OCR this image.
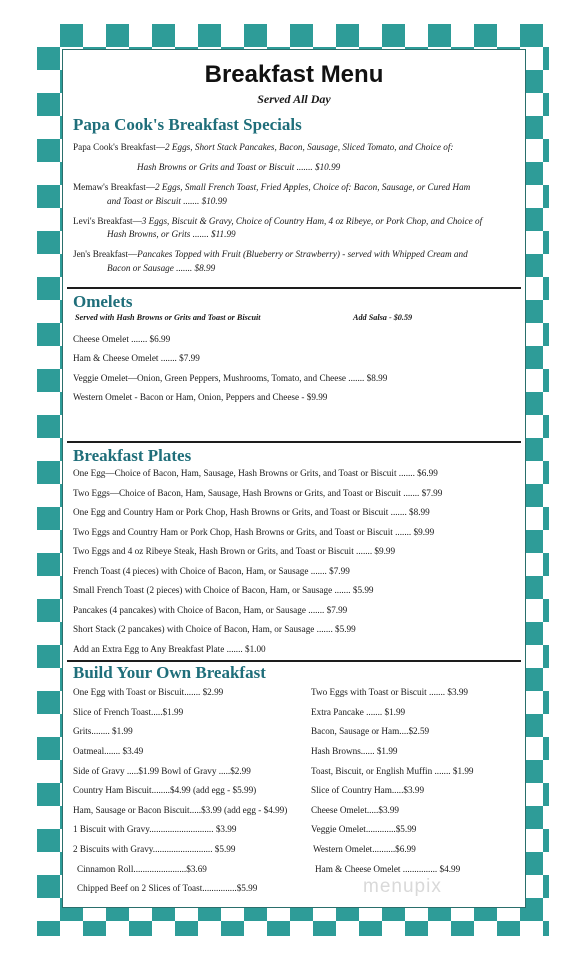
Breakfast Menu

Served All Day

Papa Cook's Breakfast Specials
Papa Cook's Breakfast—2 Eggs, Short Stack Pancakes, Bacon, Sausage, Sliced Tomato, and Choice of:
Hash Browns or Grits and Toast or Biscuit ....... $10.99
Memaw's Breakfast—2 Eggs, Small French Toast, Fried Apples, Choice of: Bacon, Sausage, or Cured Ham
and Toast or Biscuit ....... $10.99
Levi's Breakfast—3 Eggs, Biscuit & Gravy, Choice of Country Ham, 4 oz Ribeye, or Pork Chop, and Choice of
Hash Browns, or Grits ....... $11.99
Jen's Breakfast—Pancakes Topped with Fruit (Blueberry or Strawberry) - served with Whipped Cream and
Bacon or Sausage ....... $8.99
Omelets
Served with Hash Browns or Grits and Toast or Biscuit	Add Salsa - $0.59
Cheese Omelet ....... $6.99
Ham & Cheese Omelet ....... $7.99
Veggie Omelet—Onion, Green Peppers, Mushrooms, Tomato, and Cheese ....... $8.99
Western Omelet - Bacon or Ham, Onion, Peppers and Cheese - $9.99
Breakfast Plates
One Egg—Choice of Bacon, Ham, Sausage, Hash Browns or Grits, and Toast or Biscuit ....... $6.99
Two Eggs—Choice of Bacon, Ham, Sausage, Hash Browns or Grits, and Toast or Biscuit ....... $7.99
One Egg and Country Ham or Pork Chop, Hash Browns or Grits, and Toast or Biscuit ....... $8.99
Two Eggs and Country Ham or Pork Chop, Hash Browns or Grits, and Toast or Biscuit ....... $9.99
Two Eggs and 4 oz Ribeye Steak, Hash Brown or Grits, and Toast or Biscuit ....... $9.99
French Toast (4 pieces) with Choice of Bacon, Ham, or Sausage ....... $7.99
Small French Toast (2 pieces) with Choice of Bacon, Ham, or Sausage ....... $5.99
Pancakes (4 pancakes) with Choice of Bacon, Ham, or Sausage ....... $7.99
Short Stack (2 pancakes) with Choice of Bacon, Ham, or Sausage ....... $5.99
Add an Extra Egg to Any Breakfast Plate ....... $1.00
Build Your Own Breakfast
One Egg with Toast or Biscuit....... $2.99
Slice of French Toast.....$1.99
Grits........ $1.99
Oatmeal....... $3.49
Side of Gravy .....$1.99 Bowl of Gravy .....$2.99
Country Ham Biscuit........$4.99 (add egg - $5.99)
Ham, Sausage or Bacon Biscuit.....$3.99 (add egg - $4.99)
1 Biscuit with Gravy............................ $3.99
2 Biscuits with Gravy.......................... $5.99
Cinnamon Roll.......................$3.69
Chipped Beef on 2 Slices of Toast...............$5.99
Two Eggs with Toast or Biscuit ....... $3.99
Extra Pancake ....... $1.99
Bacon, Sausage or Ham....$2.59
Hash Browns...... $1.99
Toast, Biscuit, or English Muffin ....... $1.99
Slice of Country Ham.....$3.99
Cheese Omelet.....$3.99
Veggie Omelet.............$5.99
Western Omelet..........$6.99
Ham & Cheese Omelet ............... $4.99
menupix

→ Written exercise
Please transcribe the material above exactly as written. Leave the pictures out.

→ Result
OCR this image.
Breakfast Menu

Served All Day

Papa Cook's Breakfast Specials
Papa Cook's Breakfast—2 Eggs, Short Stack Pancakes, Bacon, Sausage, Sliced Tomato, and Choice of:
Hash Browns or Grits and Toast or Biscuit ....... $10.99
Memaw's Breakfast—2 Eggs, Small French Toast, Fried Apples, Choice of: Bacon, Sausage, or Cured Ham
and Toast or Biscuit ....... $10.99
Levi's Breakfast—3 Eggs, Biscuit & Gravy, Choice of Country Ham, 4 oz Ribeye, or Pork Chop, and Choice of
Hash Browns, or Grits ....... $11.99
Jen's Breakfast—Pancakes Topped with Fruit (Blueberry or Strawberry) - served with Whipped Cream and
Bacon or Sausage ....... $8.99
Omelets
Served with Hash Browns or Grits and Toast or Biscuit	Add Salsa - $0.59
Cheese Omelet ....... $6.99
Ham & Cheese Omelet ....... $7.99
Veggie Omelet—Onion, Green Peppers, Mushrooms, Tomato, and Cheese ....... $8.99
Western Omelet - Bacon or Ham, Onion, Peppers and Cheese - $9.99
Breakfast Plates
One Egg—Choice of Bacon, Ham, Sausage, Hash Browns or Grits, and Toast or Biscuit ....... $6.99
Two Eggs—Choice of Bacon, Ham, Sausage, Hash Browns or Grits, and Toast or Biscuit ....... $7.99
One Egg and Country Ham or Pork Chop, Hash Browns or Grits, and Toast or Biscuit ....... $8.99
Two Eggs and Country Ham or Pork Chop, Hash Browns or Grits, and Toast or Biscuit ....... $9.99
Two Eggs and 4 oz Ribeye Steak, Hash Brown or Grits, and Toast or Biscuit ....... $9.99
French Toast (4 pieces) with Choice of Bacon, Ham, or Sausage ....... $7.99
Small French Toast (2 pieces) with Choice of Bacon, Ham, or Sausage ....... $5.99
Pancakes (4 pancakes) with Choice of Bacon, Ham, or Sausage ....... $7.99
Short Stack (2 pancakes) with Choice of Bacon, Ham, or Sausage ....... $5.99
Add an Extra Egg to Any Breakfast Plate ....... $1.00
Build Your Own Breakfast
One Egg with Toast or Biscuit....... $2.99
Slice of French Toast.....$1.99
Grits........ $1.99
Oatmeal....... $3.49
Side of Gravy .....$1.99 Bowl of Gravy .....$2.99
Country Ham Biscuit........$4.99 (add egg - $5.99)
Ham, Sausage or Bacon Biscuit.....$3.99 (add egg - $4.99)
1 Biscuit with Gravy............................ $3.99
2 Biscuits with Gravy.......................... $5.99
Cinnamon Roll.......................$3.69
Chipped Beef on 2 Slices of Toast...............$5.99
Two Eggs with Toast or Biscuit ....... $3.99
Extra Pancake ....... $1.99
Bacon, Sausage or Ham....$2.59
Hash Browns...... $1.99
Toast, Biscuit, or English Muffin ....... $1.99
Slice of Country Ham.....$3.99
Cheese Omelet.....$3.99
Veggie Omelet.............$5.99
Western Omelet..........$6.99
Ham & Cheese Omelet ............... $4.99
menupix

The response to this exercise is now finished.